---- Source material

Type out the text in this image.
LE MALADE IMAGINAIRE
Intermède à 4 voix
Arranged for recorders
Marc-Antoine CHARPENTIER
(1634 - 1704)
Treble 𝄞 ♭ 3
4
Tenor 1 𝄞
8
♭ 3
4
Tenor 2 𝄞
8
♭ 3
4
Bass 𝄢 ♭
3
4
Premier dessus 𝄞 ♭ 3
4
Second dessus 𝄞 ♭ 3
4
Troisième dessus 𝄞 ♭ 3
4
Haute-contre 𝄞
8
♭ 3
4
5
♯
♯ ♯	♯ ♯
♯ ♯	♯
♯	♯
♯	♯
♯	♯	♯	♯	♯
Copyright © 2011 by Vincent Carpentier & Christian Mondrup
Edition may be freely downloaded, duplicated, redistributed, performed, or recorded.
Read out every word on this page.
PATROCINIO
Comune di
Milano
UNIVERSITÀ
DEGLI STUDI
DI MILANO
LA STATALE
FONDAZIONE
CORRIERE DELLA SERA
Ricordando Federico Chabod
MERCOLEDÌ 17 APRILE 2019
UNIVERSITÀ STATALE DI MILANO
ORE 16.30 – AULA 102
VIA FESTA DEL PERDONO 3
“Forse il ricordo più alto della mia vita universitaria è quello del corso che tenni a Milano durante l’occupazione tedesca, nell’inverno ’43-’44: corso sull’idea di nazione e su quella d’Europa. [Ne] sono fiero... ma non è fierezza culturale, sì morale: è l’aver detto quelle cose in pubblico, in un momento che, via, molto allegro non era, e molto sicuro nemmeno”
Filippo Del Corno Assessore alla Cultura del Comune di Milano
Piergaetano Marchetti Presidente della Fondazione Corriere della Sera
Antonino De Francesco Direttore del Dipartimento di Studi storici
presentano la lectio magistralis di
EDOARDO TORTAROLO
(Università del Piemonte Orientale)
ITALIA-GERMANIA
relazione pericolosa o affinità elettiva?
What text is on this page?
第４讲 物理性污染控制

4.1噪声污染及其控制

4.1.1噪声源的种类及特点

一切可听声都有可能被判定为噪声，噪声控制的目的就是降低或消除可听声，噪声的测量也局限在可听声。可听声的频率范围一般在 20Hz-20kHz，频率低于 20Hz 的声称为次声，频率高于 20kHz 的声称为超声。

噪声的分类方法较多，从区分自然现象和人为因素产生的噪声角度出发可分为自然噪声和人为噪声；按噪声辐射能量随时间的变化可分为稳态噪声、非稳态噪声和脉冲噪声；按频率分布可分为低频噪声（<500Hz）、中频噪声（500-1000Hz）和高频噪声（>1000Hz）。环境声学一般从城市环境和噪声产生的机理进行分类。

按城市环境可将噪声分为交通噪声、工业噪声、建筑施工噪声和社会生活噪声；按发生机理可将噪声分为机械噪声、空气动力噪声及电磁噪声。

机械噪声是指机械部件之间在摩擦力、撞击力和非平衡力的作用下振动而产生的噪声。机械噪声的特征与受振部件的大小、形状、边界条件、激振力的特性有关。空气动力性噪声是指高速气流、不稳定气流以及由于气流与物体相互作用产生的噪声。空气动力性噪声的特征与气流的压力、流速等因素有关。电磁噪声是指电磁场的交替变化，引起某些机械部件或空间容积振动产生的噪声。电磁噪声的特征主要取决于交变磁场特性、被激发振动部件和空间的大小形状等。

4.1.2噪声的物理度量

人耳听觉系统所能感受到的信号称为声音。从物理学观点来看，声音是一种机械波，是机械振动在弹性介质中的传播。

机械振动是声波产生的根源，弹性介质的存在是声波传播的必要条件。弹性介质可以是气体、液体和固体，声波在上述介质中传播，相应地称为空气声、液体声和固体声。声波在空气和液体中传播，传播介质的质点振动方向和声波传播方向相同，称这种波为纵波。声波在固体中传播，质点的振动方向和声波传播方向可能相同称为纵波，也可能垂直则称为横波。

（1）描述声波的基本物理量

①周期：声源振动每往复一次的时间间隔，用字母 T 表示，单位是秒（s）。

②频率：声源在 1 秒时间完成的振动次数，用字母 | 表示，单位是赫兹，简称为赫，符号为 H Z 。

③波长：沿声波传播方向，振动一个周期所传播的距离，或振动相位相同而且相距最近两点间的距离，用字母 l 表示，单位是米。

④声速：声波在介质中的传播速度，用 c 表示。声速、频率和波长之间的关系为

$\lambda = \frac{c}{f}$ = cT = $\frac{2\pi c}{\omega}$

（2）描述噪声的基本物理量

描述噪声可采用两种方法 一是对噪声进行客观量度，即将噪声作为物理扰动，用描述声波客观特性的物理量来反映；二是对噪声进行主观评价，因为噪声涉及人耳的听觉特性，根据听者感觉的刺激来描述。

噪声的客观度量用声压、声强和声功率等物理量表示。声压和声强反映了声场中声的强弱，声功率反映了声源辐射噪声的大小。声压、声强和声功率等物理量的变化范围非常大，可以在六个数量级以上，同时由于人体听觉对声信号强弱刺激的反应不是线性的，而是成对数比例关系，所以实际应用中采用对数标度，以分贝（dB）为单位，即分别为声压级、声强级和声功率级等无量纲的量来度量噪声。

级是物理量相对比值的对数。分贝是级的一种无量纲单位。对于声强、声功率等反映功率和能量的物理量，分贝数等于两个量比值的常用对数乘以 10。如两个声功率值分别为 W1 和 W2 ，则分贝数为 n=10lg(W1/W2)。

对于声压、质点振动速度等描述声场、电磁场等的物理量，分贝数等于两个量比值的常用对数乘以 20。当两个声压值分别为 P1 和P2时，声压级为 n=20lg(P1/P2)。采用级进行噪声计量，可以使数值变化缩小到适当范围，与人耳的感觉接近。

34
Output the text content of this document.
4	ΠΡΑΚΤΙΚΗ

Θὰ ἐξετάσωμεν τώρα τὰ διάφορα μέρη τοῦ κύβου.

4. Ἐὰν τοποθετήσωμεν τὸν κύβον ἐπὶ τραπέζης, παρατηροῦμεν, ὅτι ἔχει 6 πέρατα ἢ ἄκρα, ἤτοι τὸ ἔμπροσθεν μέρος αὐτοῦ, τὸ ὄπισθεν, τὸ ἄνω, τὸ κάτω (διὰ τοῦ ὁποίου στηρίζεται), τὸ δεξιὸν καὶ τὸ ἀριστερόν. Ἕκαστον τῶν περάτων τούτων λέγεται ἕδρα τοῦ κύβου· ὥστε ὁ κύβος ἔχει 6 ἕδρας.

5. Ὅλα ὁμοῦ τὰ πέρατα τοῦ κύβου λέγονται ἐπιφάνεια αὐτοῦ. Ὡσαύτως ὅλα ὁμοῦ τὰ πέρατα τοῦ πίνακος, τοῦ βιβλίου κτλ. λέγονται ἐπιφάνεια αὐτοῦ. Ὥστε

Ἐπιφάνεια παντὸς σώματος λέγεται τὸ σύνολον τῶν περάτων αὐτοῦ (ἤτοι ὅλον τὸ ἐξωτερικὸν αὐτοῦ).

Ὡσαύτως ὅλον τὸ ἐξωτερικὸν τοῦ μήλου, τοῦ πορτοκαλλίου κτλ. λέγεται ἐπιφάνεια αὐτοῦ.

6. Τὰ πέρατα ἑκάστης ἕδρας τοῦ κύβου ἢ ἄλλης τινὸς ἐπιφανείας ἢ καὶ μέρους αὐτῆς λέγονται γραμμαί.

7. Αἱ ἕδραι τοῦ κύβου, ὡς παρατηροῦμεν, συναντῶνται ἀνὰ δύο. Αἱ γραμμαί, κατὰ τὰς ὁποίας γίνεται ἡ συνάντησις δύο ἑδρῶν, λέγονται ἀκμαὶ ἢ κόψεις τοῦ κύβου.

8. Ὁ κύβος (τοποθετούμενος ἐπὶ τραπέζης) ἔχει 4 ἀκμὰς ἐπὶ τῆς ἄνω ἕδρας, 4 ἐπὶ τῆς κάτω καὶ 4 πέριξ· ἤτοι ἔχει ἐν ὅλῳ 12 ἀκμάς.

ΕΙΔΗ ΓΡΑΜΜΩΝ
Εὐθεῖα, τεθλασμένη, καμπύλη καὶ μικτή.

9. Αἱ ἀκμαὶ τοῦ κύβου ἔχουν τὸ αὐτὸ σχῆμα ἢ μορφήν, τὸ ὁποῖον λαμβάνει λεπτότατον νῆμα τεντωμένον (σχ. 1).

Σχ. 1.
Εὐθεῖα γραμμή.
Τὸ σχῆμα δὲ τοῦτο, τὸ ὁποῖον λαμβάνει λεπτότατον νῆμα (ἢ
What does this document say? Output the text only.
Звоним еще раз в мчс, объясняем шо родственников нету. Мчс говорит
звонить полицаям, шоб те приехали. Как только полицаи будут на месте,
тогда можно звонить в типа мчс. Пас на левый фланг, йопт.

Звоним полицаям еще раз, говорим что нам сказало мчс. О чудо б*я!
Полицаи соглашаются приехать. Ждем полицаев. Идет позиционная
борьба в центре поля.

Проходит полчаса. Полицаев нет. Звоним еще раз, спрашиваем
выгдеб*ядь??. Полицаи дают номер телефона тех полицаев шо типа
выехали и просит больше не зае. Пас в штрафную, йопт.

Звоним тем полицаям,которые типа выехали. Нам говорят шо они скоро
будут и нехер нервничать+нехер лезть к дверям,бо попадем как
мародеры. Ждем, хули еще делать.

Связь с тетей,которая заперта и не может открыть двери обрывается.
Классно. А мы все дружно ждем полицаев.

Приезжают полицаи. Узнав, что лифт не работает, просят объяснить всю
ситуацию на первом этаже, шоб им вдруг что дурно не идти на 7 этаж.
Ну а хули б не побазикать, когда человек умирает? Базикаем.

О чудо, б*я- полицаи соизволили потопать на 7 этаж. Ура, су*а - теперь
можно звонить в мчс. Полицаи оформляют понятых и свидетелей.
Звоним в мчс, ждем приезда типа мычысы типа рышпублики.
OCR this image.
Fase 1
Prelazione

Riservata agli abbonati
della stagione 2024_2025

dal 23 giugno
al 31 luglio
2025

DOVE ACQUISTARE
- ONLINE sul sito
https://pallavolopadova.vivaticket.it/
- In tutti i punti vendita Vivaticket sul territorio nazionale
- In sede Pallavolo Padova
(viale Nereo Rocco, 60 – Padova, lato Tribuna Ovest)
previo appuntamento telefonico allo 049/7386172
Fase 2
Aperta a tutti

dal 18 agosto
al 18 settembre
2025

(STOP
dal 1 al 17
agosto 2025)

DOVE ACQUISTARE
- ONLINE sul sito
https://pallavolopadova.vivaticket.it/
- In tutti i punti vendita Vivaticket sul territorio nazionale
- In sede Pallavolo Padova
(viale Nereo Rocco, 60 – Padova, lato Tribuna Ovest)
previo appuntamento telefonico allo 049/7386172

--------

[Set task]: Determine the number of lines in the listing that contain the string "чудо". Write that number and nothing else.

[Task answer]: 2